§ WHAT IS REQUIRED
Can you restate the records below word for word?

§ MATERIAL TO PROCESS

↓↓↓

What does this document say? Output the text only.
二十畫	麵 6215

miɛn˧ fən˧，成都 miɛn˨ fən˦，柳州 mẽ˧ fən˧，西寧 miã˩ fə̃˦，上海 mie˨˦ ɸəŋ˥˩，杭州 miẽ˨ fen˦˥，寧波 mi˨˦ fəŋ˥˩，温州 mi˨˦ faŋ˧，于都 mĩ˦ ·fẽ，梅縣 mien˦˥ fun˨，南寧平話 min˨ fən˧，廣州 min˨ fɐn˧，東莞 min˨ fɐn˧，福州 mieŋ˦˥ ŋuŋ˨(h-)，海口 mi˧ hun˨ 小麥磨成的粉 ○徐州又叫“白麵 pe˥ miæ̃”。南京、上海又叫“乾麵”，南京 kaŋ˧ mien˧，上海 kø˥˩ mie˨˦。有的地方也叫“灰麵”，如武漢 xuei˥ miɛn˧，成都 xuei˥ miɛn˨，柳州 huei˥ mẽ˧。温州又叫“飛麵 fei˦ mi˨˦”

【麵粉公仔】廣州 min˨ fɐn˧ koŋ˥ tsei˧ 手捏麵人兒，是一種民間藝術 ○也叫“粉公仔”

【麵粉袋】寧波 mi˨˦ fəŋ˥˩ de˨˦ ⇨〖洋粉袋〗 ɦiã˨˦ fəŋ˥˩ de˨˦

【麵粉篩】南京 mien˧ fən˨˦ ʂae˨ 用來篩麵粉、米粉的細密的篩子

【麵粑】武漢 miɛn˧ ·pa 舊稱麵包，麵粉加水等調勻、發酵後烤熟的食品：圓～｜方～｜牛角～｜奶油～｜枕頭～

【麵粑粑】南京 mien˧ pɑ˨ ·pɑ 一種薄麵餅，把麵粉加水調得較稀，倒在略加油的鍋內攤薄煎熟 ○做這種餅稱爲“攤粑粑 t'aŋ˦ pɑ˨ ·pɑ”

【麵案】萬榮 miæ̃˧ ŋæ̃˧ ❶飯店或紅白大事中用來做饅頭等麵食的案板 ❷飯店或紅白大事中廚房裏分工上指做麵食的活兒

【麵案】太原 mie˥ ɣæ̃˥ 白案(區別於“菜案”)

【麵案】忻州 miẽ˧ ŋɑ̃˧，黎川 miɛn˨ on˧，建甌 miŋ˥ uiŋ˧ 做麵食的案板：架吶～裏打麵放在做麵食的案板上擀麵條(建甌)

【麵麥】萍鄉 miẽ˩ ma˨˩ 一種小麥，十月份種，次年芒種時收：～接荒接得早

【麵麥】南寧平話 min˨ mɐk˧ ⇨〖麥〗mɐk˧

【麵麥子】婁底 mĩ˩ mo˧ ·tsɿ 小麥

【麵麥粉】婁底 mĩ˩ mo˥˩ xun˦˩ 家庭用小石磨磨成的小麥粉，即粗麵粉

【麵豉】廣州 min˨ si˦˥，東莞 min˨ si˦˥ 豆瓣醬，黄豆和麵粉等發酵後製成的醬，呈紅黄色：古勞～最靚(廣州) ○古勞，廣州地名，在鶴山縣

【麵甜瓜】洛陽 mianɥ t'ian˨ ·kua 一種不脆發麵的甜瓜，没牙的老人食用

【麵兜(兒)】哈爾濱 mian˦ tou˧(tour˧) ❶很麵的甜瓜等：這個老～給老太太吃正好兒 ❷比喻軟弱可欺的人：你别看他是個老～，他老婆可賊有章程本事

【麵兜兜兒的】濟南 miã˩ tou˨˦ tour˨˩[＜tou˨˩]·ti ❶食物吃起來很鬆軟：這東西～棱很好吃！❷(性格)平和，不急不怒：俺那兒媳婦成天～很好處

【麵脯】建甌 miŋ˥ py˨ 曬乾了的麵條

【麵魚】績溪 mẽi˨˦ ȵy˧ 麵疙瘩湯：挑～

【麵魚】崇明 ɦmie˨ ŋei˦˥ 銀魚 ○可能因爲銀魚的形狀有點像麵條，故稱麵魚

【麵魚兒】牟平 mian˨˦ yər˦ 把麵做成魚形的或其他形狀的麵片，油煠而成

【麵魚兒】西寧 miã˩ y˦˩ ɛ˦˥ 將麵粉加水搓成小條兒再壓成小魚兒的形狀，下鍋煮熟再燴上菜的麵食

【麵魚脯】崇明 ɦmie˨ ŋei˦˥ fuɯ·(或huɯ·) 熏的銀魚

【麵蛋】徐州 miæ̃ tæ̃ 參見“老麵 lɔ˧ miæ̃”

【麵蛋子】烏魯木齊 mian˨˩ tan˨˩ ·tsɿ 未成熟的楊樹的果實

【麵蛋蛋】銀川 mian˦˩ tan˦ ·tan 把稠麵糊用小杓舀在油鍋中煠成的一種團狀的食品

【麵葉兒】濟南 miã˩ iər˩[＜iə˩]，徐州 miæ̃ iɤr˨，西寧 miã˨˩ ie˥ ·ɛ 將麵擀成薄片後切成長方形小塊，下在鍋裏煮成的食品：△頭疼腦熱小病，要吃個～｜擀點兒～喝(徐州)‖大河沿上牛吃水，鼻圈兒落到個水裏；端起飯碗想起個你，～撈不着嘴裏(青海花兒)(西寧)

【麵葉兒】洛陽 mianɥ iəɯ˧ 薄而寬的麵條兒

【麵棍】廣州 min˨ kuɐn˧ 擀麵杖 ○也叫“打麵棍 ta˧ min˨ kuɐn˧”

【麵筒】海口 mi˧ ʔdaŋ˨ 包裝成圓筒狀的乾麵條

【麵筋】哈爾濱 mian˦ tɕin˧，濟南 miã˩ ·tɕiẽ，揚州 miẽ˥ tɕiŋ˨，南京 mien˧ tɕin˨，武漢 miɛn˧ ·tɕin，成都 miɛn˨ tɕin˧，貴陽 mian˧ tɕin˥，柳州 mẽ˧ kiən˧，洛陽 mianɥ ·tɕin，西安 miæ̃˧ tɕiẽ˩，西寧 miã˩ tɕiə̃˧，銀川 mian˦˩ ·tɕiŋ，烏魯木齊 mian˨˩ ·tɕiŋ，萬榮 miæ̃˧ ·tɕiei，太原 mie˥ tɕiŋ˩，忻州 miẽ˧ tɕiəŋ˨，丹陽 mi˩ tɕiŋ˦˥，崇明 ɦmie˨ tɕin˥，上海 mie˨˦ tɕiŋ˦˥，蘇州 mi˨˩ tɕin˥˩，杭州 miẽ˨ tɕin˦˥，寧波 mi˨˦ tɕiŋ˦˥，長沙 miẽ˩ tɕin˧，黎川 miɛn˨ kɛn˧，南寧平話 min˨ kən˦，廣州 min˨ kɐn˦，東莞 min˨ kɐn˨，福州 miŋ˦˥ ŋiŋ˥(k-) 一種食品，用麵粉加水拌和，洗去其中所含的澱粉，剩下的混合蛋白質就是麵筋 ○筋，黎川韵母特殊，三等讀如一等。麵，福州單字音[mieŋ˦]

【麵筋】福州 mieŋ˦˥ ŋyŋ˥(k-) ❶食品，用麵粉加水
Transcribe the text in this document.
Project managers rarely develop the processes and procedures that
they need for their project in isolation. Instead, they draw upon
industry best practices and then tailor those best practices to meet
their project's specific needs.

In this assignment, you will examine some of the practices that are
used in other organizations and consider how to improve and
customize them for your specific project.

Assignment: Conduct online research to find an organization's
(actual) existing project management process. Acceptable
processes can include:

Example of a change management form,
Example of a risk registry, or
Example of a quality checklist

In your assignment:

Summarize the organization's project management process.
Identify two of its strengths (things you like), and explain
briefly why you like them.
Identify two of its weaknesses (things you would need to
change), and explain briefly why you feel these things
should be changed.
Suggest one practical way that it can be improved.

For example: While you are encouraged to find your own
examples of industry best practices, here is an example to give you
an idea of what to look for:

↑↑↑

§ OUTPUT BELOW
What does this document say? Output the text only.
二十畫	麵 6215

miɛn˧ fən˧，成都 miɛn˨ fən˦，柳州 mẽ˧ fən˧，西寧 miã˩ fə̃˦，上海 mie˨˦ ɸəŋ˥˩，杭州 miẽ˨ fen˦˥，寧波 mi˨˦ fəŋ˥˩，温州 mi˨˦ faŋ˧，于都 mĩ˦ ·fẽ，梅縣 mien˦˥ fun˨，南寧平話 min˨ fən˧，廣州 min˨ fɐn˧，東莞 min˨ fɐn˧，福州 mieŋ˦˥ ŋuŋ˨(h-)，海口 mi˧ hun˨ 小麥磨成的粉 ○徐州又叫“白麵 pe˥ miæ̃”。南京、上海又叫“乾麵”，南京 kaŋ˧ mien˧，上海 kø˥˩ mie˨˦。有的地方也叫“灰麵”，如武漢 xuei˥ miɛn˧，成都 xuei˥ miɛn˨，柳州 huei˥ mẽ˧。温州又叫“飛麵 fei˦ mi˨˦”

【麵粉公仔】廣州 min˨ fɐn˧ koŋ˥ tsei˧ 手捏麵人兒，是一種民間藝術 ○也叫“粉公仔”

【麵粉袋】寧波 mi˨˦ fəŋ˥˩ de˨˦ ⇨〖洋粉袋〗 ɦiã˨˦ fəŋ˥˩ de˨˦

【麵粉篩】南京 mien˧ fən˨˦ ʂae˨ 用來篩麵粉、米粉的細密的篩子

【麵粑】武漢 miɛn˧ ·pa 舊稱麵包，麵粉加水等調勻、發酵後烤熟的食品：圓～｜方～｜牛角～｜奶油～｜枕頭～

【麵粑粑】南京 mien˧ pɑ˨ ·pɑ 一種薄麵餅，把麵粉加水調得較稀，倒在略加油的鍋內攤薄煎熟 ○做這種餅稱爲“攤粑粑 t'aŋ˦ pɑ˨ ·pɑ”

【麵案】萬榮 miæ̃˧ ŋæ̃˧ ❶飯店或紅白大事中用來做饅頭等麵食的案板 ❷飯店或紅白大事中廚房裏分工上指做麵食的活兒

【麵案】太原 mie˥ ɣæ̃˥ 白案(區別於“菜案”)

【麵案】忻州 miẽ˧ ŋɑ̃˧，黎川 miɛn˨ on˧，建甌 miŋ˥ uiŋ˧ 做麵食的案板：架吶～裏打麵放在做麵食的案板上擀麵條(建甌)

【麵麥】萍鄉 miẽ˩ ma˨˩ 一種小麥，十月份種，次年芒種時收：～接荒接得早

【麵麥】南寧平話 min˨ mɐk˧ ⇨〖麥〗mɐk˧

【麵麥子】婁底 mĩ˩ mo˧ ·tsɿ 小麥

【麵麥粉】婁底 mĩ˩ mo˥˩ xun˦˩ 家庭用小石磨磨成的小麥粉，即粗麵粉

【麵豉】廣州 min˨ si˦˥，東莞 min˨ si˦˥ 豆瓣醬，黄豆和麵粉等發酵後製成的醬，呈紅黄色：古勞～最靚(廣州) ○古勞，廣州地名，在鶴山縣

【麵甜瓜】洛陽 mianɥ t'ian˨ ·kua 一種不脆發麵的甜瓜，没牙的老人食用

【麵兜(兒)】哈爾濱 mian˦ tou˧(tour˧) ❶很麵的甜瓜等：這個老～給老太太吃正好兒 ❷比喻軟弱可欺的人：你别看他是個老～，他老婆可賊有章程本事

【麵兜兜兒的】濟南 miã˩ tou˨˦ tour˨˩[＜tou˨˩]·ti ❶食物吃起來很鬆軟：這東西～棱很好吃！❷(性格)平和，不急不怒：俺那兒媳婦成天～很好處

【麵脯】建甌 miŋ˥ py˨ 曬乾了的麵條

【麵魚】績溪 mẽi˨˦ ȵy˧ 麵疙瘩湯：挑～

【麵魚】崇明 ɦmie˨ ŋei˦˥ 銀魚 ○可能因爲銀魚的形狀有點像麵條，故稱麵魚

【麵魚兒】牟平 mian˨˦ yər˦ 把麵做成魚形的或其他形狀的麵片，油煠而成

【麵魚兒】西寧 miã˩ y˦˩ ɛ˦˥ 將麵粉加水搓成小條兒再壓成小魚兒的形狀，下鍋煮熟再燴上菜的麵食

【麵魚脯】崇明 ɦmie˨ ŋei˦˥ fuɯ·(或huɯ·) 熏的銀魚

【麵蛋】徐州 miæ̃ tæ̃ 參見“老麵 lɔ˧ miæ̃”

【麵蛋子】烏魯木齊 mian˨˩ tan˨˩ ·tsɿ 未成熟的楊樹的果實

【麵蛋蛋】銀川 mian˦˩ tan˦ ·tan 把稠麵糊用小杓舀在油鍋中煠成的一種團狀的食品

【麵葉兒】濟南 miã˩ iər˩[＜iə˩]，徐州 miæ̃ iɤr˨，西寧 miã˨˩ ie˥ ·ɛ 將麵擀成薄片後切成長方形小塊，下在鍋裏煮成的食品：△頭疼腦熱小病，要吃個～｜擀點兒～喝(徐州)‖大河沿上牛吃水，鼻圈兒落到個水裏；端起飯碗想起個你，～撈不着嘴裏(青海花兒)(西寧)

【麵葉兒】洛陽 mianɥ iəɯ˧ 薄而寬的麵條兒

【麵棍】廣州 min˨ kuɐn˧ 擀麵杖 ○也叫“打麵棍 ta˧ min˨ kuɐn˧”

【麵筒】海口 mi˧ ʔdaŋ˨ 包裝成圓筒狀的乾麵條

【麵筋】哈爾濱 mian˦ tɕin˧，濟南 miã˩ ·tɕiẽ，揚州 miẽ˥ tɕiŋ˨，南京 mien˧ tɕin˨，武漢 miɛn˧ ·tɕin，成都 miɛn˨ tɕin˧，貴陽 mian˧ tɕin˥，柳州 mẽ˧ kiən˧，洛陽 mianɥ ·tɕin，西安 miæ̃˧ tɕiẽ˩，西寧 miã˩ tɕiə̃˧，銀川 mian˦˩ ·tɕiŋ，烏魯木齊 mian˨˩ ·tɕiŋ，萬榮 miæ̃˧ ·tɕiei，太原 mie˥ tɕiŋ˩，忻州 miẽ˧ tɕiəŋ˨，丹陽 mi˩ tɕiŋ˦˥，崇明 ɦmie˨ tɕin˥，上海 mie˨˦ tɕiŋ˦˥，蘇州 mi˨˩ tɕin˥˩，杭州 miẽ˨ tɕin˦˥，寧波 mi˨˦ tɕiŋ˦˥，長沙 miẽ˩ tɕin˧，黎川 miɛn˨ kɛn˧，南寧平話 min˨ kən˦，廣州 min˨ kɐn˦，東莞 min˨ kɐn˨，福州 miŋ˦˥ ŋiŋ˥(k-) 一種食品，用麵粉加水拌和，洗去其中所含的澱粉，剩下的混合蛋白質就是麵筋 ○筋，黎川韵母特殊，三等讀如一等。麵，福州單字音[mieŋ˦]

【麵筋】福州 mieŋ˦˥ ŋyŋ˥(k-) ❶食品，用麵粉加水
Transcribe the text in this document.
Project managers rarely develop the processes and procedures that
they need for their project in isolation. Instead, they draw upon
industry best practices and then tailor those best practices to meet
their project's specific needs.

In this assignment, you will examine some of the practices that are
used in other organizations and consider how to improve and
customize them for your specific project.

Assignment: Conduct online research to find an organization's
(actual) existing project management process. Acceptable
processes can include:

Example of a change management form,
Example of a risk registry, or
Example of a quality checklist

In your assignment:

Summarize the organization's project management process.
Identify two of its strengths (things you like), and explain
briefly why you like them.
Identify two of its weaknesses (things you would need to
change), and explain briefly why you feel these things
should be changed.
Suggest one practical way that it can be improved.

For example: While you are encouraged to find your own
examples of industry best practices, here is an example to give you
an idea of what to look for:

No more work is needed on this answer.